*Given instruction*
Emit the data below verbatim, stripping out any pictures.

+++ Extracted material +++

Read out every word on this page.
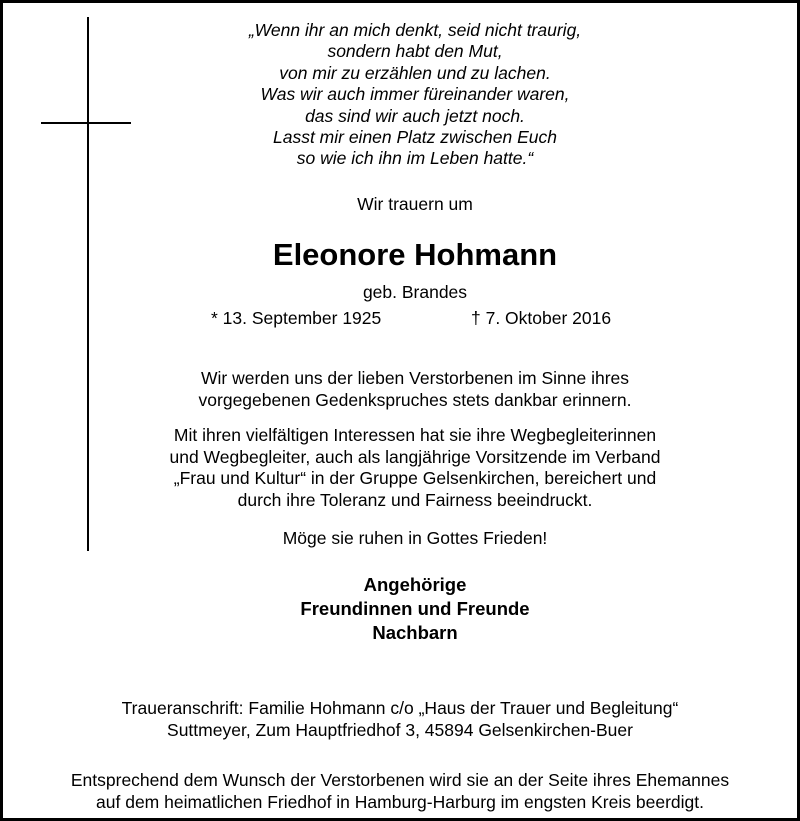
„Wenn ihr an mich denkt, seid nicht traurig,
sondern habt den Mut,
von mir zu erzählen und zu lachen.
Was wir auch immer füreinander waren,
das sind wir auch jetzt noch.
Lasst mir einen Platz zwischen Euch
so wie ich ihn im Leben hatte.“
Wir trauern um
Eleonore Hohmann
geb. Brandes
* 13. September 1925	† 7. Oktober 2016
Wir werden uns der lieben Verstorbenen im Sinne ihres
vorgegebenen Gedenkspruches stets dankbar erinnern.
Mit ihren vielfältigen Interessen hat sie ihre Wegbegleiterinnen
und Wegbegleiter, auch als langjährige Vorsitzende im Verband
„Frau und Kultur“ in der Gruppe Gelsenkirchen, bereichert und
durch ihre Toleranz und Fairness beeindruckt.
Möge sie ruhen in Gottes Frieden!
Angehörige
Freundinnen und Freunde
Nachbarn
Traueranschrift: Familie Hohmann c/o „Haus der Trauer und Begleitung“
Suttmeyer, Zum Hauptfriedhof 3, 45894 Gelsenkirchen-Buer
Entsprechend dem Wunsch der Verstorbenen wird sie an der Seite ihres Ehemannes
auf dem heimatlichen Friedhof in Hamburg-Harburg im engsten Kreis beerdigt.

+++

*Solution to this exercise*
Read out every word on this page.
„Wenn ihr an mich denkt, seid nicht traurig,
sondern habt den Mut,
von mir zu erzählen und zu lachen.
Was wir auch immer füreinander waren,
das sind wir auch jetzt noch.
Lasst mir einen Platz zwischen Euch
so wie ich ihn im Leben hatte.“
Wir trauern um
Eleonore Hohmann
geb. Brandes
* 13. September 1925	† 7. Oktober 2016
Wir werden uns der lieben Verstorbenen im Sinne ihres
vorgegebenen Gedenkspruches stets dankbar erinnern.
Mit ihren vielfältigen Interessen hat sie ihre Wegbegleiterinnen
und Wegbegleiter, auch als langjährige Vorsitzende im Verband
„Frau und Kultur“ in der Gruppe Gelsenkirchen, bereichert und
durch ihre Toleranz und Fairness beeindruckt.
Möge sie ruhen in Gottes Frieden!
Angehörige
Freundinnen und Freunde
Nachbarn
Traueranschrift: Familie Hohmann c/o „Haus der Trauer und Begleitung“
Suttmeyer, Zum Hauptfriedhof 3, 45894 Gelsenkirchen-Buer
Entsprechend dem Wunsch der Verstorbenen wird sie an der Seite ihres Ehemannes
auf dem heimatlichen Friedhof in Hamburg-Harburg im engsten Kreis beerdigt.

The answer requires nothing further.